Your task is to reproduce the entries below word for word.
# start of Given information
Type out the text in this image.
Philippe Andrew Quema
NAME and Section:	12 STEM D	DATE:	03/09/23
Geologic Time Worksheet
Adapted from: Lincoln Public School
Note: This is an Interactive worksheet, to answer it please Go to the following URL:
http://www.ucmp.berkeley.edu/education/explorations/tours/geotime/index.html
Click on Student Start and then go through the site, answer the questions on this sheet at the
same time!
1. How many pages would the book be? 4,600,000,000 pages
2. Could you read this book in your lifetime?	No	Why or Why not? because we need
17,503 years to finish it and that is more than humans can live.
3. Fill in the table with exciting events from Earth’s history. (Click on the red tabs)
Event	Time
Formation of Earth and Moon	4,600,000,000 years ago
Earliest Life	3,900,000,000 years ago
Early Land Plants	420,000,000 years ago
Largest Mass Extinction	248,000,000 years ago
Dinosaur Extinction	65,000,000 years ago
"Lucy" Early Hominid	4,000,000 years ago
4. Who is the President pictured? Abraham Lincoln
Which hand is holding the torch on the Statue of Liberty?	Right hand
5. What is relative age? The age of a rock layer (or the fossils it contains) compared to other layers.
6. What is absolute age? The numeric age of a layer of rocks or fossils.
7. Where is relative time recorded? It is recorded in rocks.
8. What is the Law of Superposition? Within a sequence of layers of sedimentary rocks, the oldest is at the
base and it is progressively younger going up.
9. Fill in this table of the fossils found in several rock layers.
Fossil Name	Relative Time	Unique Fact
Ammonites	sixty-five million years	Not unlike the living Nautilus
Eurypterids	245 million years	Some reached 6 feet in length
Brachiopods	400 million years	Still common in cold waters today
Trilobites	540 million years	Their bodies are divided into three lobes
# end of Given information
The result:
Type out the text in this image.
Philippe Andrew Quema
NAME and Section:	12 STEM D	DATE:	03/09/23
Geologic Time Worksheet
Adapted from: Lincoln Public School
Note: This is an Interactive worksheet, to answer it please Go to the following URL:
http://www.ucmp.berkeley.edu/education/explorations/tours/geotime/index.html
Click on Student Start and then go through the site, answer the questions on this sheet at the
same time!
1. How many pages would the book be? 4,600,000,000 pages
2. Could you read this book in your lifetime?	No	Why or Why not? because we need
17,503 years to finish it and that is more than humans can live.
3. Fill in the table with exciting events from Earth’s history. (Click on the red tabs)
Event	Time
Formation of Earth and Moon	4,600,000,000 years ago
Earliest Life	3,900,000,000 years ago
Early Land Plants	420,000,000 years ago
Largest Mass Extinction	248,000,000 years ago
Dinosaur Extinction	65,000,000 years ago
"Lucy" Early Hominid	4,000,000 years ago
4. Who is the President pictured? Abraham Lincoln
Which hand is holding the torch on the Statue of Liberty?	Right hand
5. What is relative age? The age of a rock layer (or the fossils it contains) compared to other layers.
6. What is absolute age? The numeric age of a layer of rocks or fossils.
7. Where is relative time recorded? It is recorded in rocks.
8. What is the Law of Superposition? Within a sequence of layers of sedimentary rocks, the oldest is at the
base and it is progressively younger going up.
9. Fill in this table of the fossils found in several rock layers.
Fossil Name	Relative Time	Unique Fact
Ammonites	sixty-five million years	Not unlike the living Nautilus
Eurypterids	245 million years	Some reached 6 feet in length
Brachiopods	400 million years	Still common in cold waters today
Trilobites	540 million years	Their bodies are divided into three lobes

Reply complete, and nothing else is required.